* _TASK STATEMENT_:
Below is some material; set it all down exactly, apart from the pictures.

* _MATERIAL_:
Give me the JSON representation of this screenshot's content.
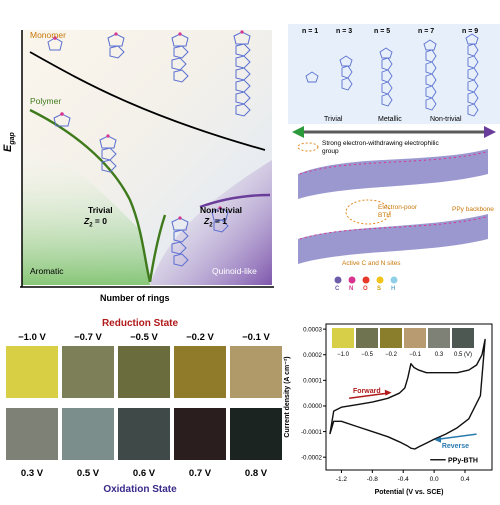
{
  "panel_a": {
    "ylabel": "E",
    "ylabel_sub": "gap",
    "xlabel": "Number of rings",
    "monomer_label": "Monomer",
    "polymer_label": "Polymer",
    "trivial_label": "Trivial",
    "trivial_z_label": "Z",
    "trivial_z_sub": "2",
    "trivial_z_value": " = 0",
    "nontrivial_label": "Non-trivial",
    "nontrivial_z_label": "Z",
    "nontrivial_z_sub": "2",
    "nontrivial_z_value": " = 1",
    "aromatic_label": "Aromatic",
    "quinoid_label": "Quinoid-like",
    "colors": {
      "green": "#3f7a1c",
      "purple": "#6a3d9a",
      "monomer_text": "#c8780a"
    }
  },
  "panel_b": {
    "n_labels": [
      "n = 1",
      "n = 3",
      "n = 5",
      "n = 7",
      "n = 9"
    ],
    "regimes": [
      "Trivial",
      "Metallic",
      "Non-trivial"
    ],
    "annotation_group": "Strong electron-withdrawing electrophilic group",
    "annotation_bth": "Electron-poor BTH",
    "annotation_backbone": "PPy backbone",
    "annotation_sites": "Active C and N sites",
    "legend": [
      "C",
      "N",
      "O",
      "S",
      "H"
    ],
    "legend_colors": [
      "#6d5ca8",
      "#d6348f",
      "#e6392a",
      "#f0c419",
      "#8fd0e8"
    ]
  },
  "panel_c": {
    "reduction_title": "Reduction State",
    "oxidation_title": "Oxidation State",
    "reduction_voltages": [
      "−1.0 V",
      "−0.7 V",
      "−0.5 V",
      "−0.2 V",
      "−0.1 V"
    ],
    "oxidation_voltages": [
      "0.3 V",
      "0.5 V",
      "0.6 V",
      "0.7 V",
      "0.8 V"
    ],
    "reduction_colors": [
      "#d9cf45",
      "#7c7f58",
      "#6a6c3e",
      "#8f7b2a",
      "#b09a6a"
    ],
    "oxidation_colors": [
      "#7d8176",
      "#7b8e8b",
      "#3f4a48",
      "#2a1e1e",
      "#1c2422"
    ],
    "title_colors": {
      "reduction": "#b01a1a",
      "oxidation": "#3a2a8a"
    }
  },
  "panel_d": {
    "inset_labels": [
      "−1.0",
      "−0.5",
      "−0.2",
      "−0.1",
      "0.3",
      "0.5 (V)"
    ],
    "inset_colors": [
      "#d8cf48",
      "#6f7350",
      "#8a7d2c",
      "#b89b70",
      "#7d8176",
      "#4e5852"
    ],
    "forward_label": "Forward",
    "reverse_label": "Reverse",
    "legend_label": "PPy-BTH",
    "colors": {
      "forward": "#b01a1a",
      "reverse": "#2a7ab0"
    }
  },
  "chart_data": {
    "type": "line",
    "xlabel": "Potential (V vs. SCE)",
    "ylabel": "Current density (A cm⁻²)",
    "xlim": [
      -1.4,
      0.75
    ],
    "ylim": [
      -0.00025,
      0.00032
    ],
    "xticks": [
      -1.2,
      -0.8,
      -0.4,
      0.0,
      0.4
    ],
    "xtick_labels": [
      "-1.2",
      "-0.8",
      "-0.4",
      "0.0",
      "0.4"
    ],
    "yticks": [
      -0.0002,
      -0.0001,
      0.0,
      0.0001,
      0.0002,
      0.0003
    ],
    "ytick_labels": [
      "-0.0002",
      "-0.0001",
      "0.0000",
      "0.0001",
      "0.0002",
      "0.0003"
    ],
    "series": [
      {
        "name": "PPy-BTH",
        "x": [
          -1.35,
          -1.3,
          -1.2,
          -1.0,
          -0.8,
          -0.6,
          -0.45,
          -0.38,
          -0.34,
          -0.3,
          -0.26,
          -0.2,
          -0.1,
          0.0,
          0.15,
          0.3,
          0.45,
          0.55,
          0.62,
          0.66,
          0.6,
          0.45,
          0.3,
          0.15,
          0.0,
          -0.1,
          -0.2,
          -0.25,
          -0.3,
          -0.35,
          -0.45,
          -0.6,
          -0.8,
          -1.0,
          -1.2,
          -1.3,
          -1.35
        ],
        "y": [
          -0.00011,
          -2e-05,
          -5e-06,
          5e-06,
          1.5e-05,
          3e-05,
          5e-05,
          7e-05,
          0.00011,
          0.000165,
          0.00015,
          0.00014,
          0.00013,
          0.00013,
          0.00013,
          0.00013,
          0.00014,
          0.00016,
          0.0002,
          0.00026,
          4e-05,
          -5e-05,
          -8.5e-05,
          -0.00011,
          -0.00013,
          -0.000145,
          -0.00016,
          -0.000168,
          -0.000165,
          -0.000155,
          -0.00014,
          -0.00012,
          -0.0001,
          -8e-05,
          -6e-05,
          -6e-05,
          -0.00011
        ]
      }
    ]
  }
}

* _SOLUTION TO THE EXERCISE_:
Give me the JSON representation of this screenshot's content.
{
  "panel_a": {
    "ylabel": "E",
    "ylabel_sub": "gap",
    "xlabel": "Number of rings",
    "monomer_label": "Monomer",
    "polymer_label": "Polymer",
    "trivial_label": "Trivial",
    "trivial_z_label": "Z",
    "trivial_z_sub": "2",
    "trivial_z_value": " = 0",
    "nontrivial_label": "Non-trivial",
    "nontrivial_z_label": "Z",
    "nontrivial_z_sub": "2",
    "nontrivial_z_value": " = 1",
    "aromatic_label": "Aromatic",
    "quinoid_label": "Quinoid-like",
    "colors": {
      "green": "#3f7a1c",
      "purple": "#6a3d9a",
      "monomer_text": "#c8780a"
    }
  },
  "panel_b": {
    "n_labels": [
      "n = 1",
      "n = 3",
      "n = 5",
      "n = 7",
      "n = 9"
    ],
    "regimes": [
      "Trivial",
      "Metallic",
      "Non-trivial"
    ],
    "annotation_group": "Strong electron-withdrawing electrophilic group",
    "annotation_bth": "Electron-poor BTH",
    "annotation_backbone": "PPy backbone",
    "annotation_sites": "Active C and N sites",
    "legend": [
      "C",
      "N",
      "O",
      "S",
      "H"
    ],
    "legend_colors": [
      "#6d5ca8",
      "#d6348f",
      "#e6392a",
      "#f0c419",
      "#8fd0e8"
    ]
  },
  "panel_c": {
    "reduction_title": "Reduction State",
    "oxidation_title": "Oxidation State",
    "reduction_voltages": [
      "−1.0 V",
      "−0.7 V",
      "−0.5 V",
      "−0.2 V",
      "−0.1 V"
    ],
    "oxidation_voltages": [
      "0.3 V",
      "0.5 V",
      "0.6 V",
      "0.7 V",
      "0.8 V"
    ],
    "reduction_colors": [
      "#d9cf45",
      "#7c7f58",
      "#6a6c3e",
      "#8f7b2a",
      "#b09a6a"
    ],
    "oxidation_colors": [
      "#7d8176",
      "#7b8e8b",
      "#3f4a48",
      "#2a1e1e",
      "#1c2422"
    ],
    "title_colors": {
      "reduction": "#b01a1a",
      "oxidation": "#3a2a8a"
    }
  },
  "panel_d": {
    "inset_labels": [
      "−1.0",
      "−0.5",
      "−0.2",
      "−0.1",
      "0.3",
      "0.5 (V)"
    ],
    "inset_colors": [
      "#d8cf48",
      "#6f7350",
      "#8a7d2c",
      "#b89b70",
      "#7d8176",
      "#4e5852"
    ],
    "forward_label": "Forward",
    "reverse_label": "Reverse",
    "legend_label": "PPy-BTH",
    "colors": {
      "forward": "#b01a1a",
      "reverse": "#2a7ab0"
    }
  },
  "chart_data": {
    "type": "line",
    "xlabel": "Potential (V vs. SCE)",
    "ylabel": "Current density (A cm⁻²)",
    "xlim": [
      -1.4,
      0.75
    ],
    "ylim": [
      -0.00025,
      0.00032
    ],
    "xticks": [
      -1.2,
      -0.8,
      -0.4,
      0.0,
      0.4
    ],
    "xtick_labels": [
      "-1.2",
      "-0.8",
      "-0.4",
      "0.0",
      "0.4"
    ],
    "yticks": [
      -0.0002,
      -0.0001,
      0.0,
      0.0001,
      0.0002,
      0.0003
    ],
    "ytick_labels": [
      "-0.0002",
      "-0.0001",
      "0.0000",
      "0.0001",
      "0.0002",
      "0.0003"
    ],
    "series": [
      {
        "name": "PPy-BTH",
        "x": [
          -1.35,
          -1.3,
          -1.2,
          -1.0,
          -0.8,
          -0.6,
          -0.45,
          -0.38,
          -0.34,
          -0.3,
          -0.26,
          -0.2,
          -0.1,
          0.0,
          0.15,
          0.3,
          0.45,
          0.55,
          0.62,
          0.66,
          0.6,
          0.45,
          0.3,
          0.15,
          0.0,
          -0.1,
          -0.2,
          -0.25,
          -0.3,
          -0.35,
          -0.45,
          -0.6,
          -0.8,
          -1.0,
          -1.2,
          -1.3,
          -1.35
        ],
        "y": [
          -0.00011,
          -2e-05,
          -5e-06,
          5e-06,
          1.5e-05,
          3e-05,
          5e-05,
          7e-05,
          0.00011,
          0.000165,
          0.00015,
          0.00014,
          0.00013,
          0.00013,
          0.00013,
          0.00013,
          0.00014,
          0.00016,
          0.0002,
          0.00026,
          4e-05,
          -5e-05,
          -8.5e-05,
          -0.00011,
          -0.00013,
          -0.000145,
          -0.00016,
          -0.000168,
          -0.000165,
          -0.000155,
          -0.00014,
          -0.00012,
          -0.0001,
          -8e-05,
          -6e-05,
          -6e-05,
          -0.00011
        ]
      }
    ]
  }
}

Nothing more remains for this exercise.